__POLECENIE 1__
Streść w dwóch zdaniach tekst o Jerzym Szmajdzińskim.
__POLECENIE 2__
Wypisz wszystkie odznaczenia Jerzego Szmajdzińskiego wymienione w tekście o nim.

__TEKST ŹRÓDŁOWY__
⟨
Jerzy Szmajdziński

wicemarszałek Sejmu RP

Od 1991 r. wybierany był do Sejmu RP. Od 1993 do 1997 r. przewodniczył Komisji Obrony Narodowej, a w latach 1997 do 2001 był jej wiceprzewodniczącym. Od 2005 do 2007 r. kierował Klubem Poselskim SLD.

Wicemarszałek Sejmu RP VI kadencji, minister obrony narodowej w rządach Leszka Millera i Marka Belki. Przewodniczący Delegacji Parlamentarnej do Zgromadzenia Parlamentarnego RP i Ukrainy, członek Polskiego Komitetu Olimpijskiego i wiceprezes PKOl. Uhonorowany m.in. Krzyżem Kawalerskim Orderu Odrodzenia Polski, amerykańskim medalem „Za wybitne Zasługi w Służbie Publicznej”, medalem „Za przyczynianie się do członkostwa Łotwy w NATO”, a także medalem „Za zasługi we wsparciu Litwy na drodze do Unii Europejskiej i NATO”.

Był kandydatem SLD i Porozumienia Społecznego w wyborach prezydenckich 2010 r. Miał 58 lat. Pozostawił żonę Małgorzatę i dwoje dzieci: Agnieszkę i Andrzeja.

Siła spokoju i spokój argumentów

Gdy go poznałam, był rok 1992. Początki Socjaldemokracji Rzeczypospolitej Polskiej. Miał 40 lat i był młodym (ale przecież nie dla nas, wówczas 19-letnich!) posłem na Sejm.
⟩
Wiersze wybrane ze zbioru:
⟨
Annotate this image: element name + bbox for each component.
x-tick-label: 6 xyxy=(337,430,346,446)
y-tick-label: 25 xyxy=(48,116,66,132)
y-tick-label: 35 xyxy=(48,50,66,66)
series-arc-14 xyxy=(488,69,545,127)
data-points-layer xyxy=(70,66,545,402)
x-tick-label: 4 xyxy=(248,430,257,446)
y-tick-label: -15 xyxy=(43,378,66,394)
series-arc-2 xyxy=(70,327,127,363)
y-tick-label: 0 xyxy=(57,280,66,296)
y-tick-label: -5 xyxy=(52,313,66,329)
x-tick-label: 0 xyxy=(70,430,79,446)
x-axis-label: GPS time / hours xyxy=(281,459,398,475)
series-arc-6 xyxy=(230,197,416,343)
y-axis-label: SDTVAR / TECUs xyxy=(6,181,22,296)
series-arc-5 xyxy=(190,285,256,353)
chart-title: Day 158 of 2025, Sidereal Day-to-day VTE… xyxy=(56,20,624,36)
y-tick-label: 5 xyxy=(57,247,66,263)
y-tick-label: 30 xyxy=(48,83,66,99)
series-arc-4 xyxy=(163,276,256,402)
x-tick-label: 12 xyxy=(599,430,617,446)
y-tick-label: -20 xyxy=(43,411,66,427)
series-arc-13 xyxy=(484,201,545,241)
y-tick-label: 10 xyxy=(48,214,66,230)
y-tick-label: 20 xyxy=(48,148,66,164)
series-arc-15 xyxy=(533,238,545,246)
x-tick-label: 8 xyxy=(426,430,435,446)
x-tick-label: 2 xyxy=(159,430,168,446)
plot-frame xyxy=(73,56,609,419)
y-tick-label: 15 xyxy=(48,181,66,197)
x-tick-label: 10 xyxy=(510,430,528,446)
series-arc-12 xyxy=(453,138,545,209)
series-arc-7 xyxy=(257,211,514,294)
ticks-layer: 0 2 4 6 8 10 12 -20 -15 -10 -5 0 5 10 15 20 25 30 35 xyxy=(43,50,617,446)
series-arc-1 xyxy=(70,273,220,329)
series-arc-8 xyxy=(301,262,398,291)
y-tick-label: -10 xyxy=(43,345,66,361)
⟩
__WYNIK KOŃCOWY 1__
Jerzy Szmajdziński od 1991 r. był wybierany do Sejmu RP, gdzie przewodniczył Komisji Obrony Narodowej i kierował Klubem Poselskim SLD, był też wicemarszałkiem Sejmu VI kadencji oraz ministrem obrony narodowej w rządach Leszka Millera i Marka Belki. W 2010 r. kandydował w wyborach prezydenckich z ramienia SLD i Porozumienia Społecznego; miał 58 lat i pozostawił żonę oraz dwoje dzieci.

__WYNIK KOŃCOWY 2__
- Krzyż Kawalerski Orderu Odrodzenia Polski
- amerykański medal „Za wybitne Zasługi w Służbie Publicznej”
- medal „Za przyczynianie się do członkostwa Łotwy w NATO”
- medal „Za zasługi we wsparciu Litwy na drodze do Unii Europejskiej i NATO”